> Your instructions
Repeat, line for line, the entries printed below.

======== Record extracts

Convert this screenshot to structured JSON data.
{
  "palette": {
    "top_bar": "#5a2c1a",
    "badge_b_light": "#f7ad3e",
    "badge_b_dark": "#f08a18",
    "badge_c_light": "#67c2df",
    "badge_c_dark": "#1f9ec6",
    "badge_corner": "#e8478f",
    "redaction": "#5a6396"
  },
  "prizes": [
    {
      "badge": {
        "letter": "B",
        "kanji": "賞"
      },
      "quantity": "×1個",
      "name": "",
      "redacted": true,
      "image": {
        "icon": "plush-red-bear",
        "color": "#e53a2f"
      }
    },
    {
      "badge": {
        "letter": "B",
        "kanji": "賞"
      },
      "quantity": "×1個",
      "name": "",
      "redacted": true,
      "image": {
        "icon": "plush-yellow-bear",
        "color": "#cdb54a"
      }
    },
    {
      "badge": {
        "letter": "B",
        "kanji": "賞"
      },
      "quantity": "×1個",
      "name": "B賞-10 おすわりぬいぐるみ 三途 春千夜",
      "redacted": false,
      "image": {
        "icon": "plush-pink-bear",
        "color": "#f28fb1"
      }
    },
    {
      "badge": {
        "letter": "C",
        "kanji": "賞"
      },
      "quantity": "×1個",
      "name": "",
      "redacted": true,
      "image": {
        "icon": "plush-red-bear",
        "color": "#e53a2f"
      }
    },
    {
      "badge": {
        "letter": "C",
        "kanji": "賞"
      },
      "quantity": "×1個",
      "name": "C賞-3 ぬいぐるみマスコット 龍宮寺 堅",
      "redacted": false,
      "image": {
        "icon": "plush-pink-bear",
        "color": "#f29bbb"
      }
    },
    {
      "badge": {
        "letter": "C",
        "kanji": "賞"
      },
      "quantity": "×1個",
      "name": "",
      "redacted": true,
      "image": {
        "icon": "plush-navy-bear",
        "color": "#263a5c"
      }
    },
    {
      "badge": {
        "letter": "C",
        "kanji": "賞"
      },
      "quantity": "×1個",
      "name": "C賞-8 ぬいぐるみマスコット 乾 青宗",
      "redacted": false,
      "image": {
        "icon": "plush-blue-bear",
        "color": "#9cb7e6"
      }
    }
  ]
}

================

> Answer
Convert this screenshot to structured JSON data.
{
  "palette": {
    "top_bar": "#5a2c1a",
    "badge_b_light": "#f7ad3e",
    "badge_b_dark": "#f08a18",
    "badge_c_light": "#67c2df",
    "badge_c_dark": "#1f9ec6",
    "badge_corner": "#e8478f",
    "redaction": "#5a6396"
  },
  "prizes": [
    {
      "badge": {
        "letter": "B",
        "kanji": "賞"
      },
      "quantity": "×1個",
      "name": "",
      "redacted": true,
      "image": {
        "icon": "plush-red-bear",
        "color": "#e53a2f"
      }
    },
    {
      "badge": {
        "letter": "B",
        "kanji": "賞"
      },
      "quantity": "×1個",
      "name": "",
      "redacted": true,
      "image": {
        "icon": "plush-yellow-bear",
        "color": "#cdb54a"
      }
    },
    {
      "badge": {
        "letter": "B",
        "kanji": "賞"
      },
      "quantity": "×1個",
      "name": "B賞-10 おすわりぬいぐるみ 三途 春千夜",
      "redacted": false,
      "image": {
        "icon": "plush-pink-bear",
        "color": "#f28fb1"
      }
    },
    {
      "badge": {
        "letter": "C",
        "kanji": "賞"
      },
      "quantity": "×1個",
      "name": "",
      "redacted": true,
      "image": {
        "icon": "plush-red-bear",
        "color": "#e53a2f"
      }
    },
    {
      "badge": {
        "letter": "C",
        "kanji": "賞"
      },
      "quantity": "×1個",
      "name": "C賞-3 ぬいぐるみマスコット 龍宮寺 堅",
      "redacted": false,
      "image": {
        "icon": "plush-pink-bear",
        "color": "#f29bbb"
      }
    },
    {
      "badge": {
        "letter": "C",
        "kanji": "賞"
      },
      "quantity": "×1個",
      "name": "",
      "redacted": true,
      "image": {
        "icon": "plush-navy-bear",
        "color": "#263a5c"
      }
    },
    {
      "badge": {
        "letter": "C",
        "kanji": "賞"
      },
      "quantity": "×1個",
      "name": "C賞-8 ぬいぐるみマスコット 乾 青宗",
      "redacted": false,
      "image": {
        "icon": "plush-blue-bear",
        "color": "#9cb7e6"
      }
    }
  ]
}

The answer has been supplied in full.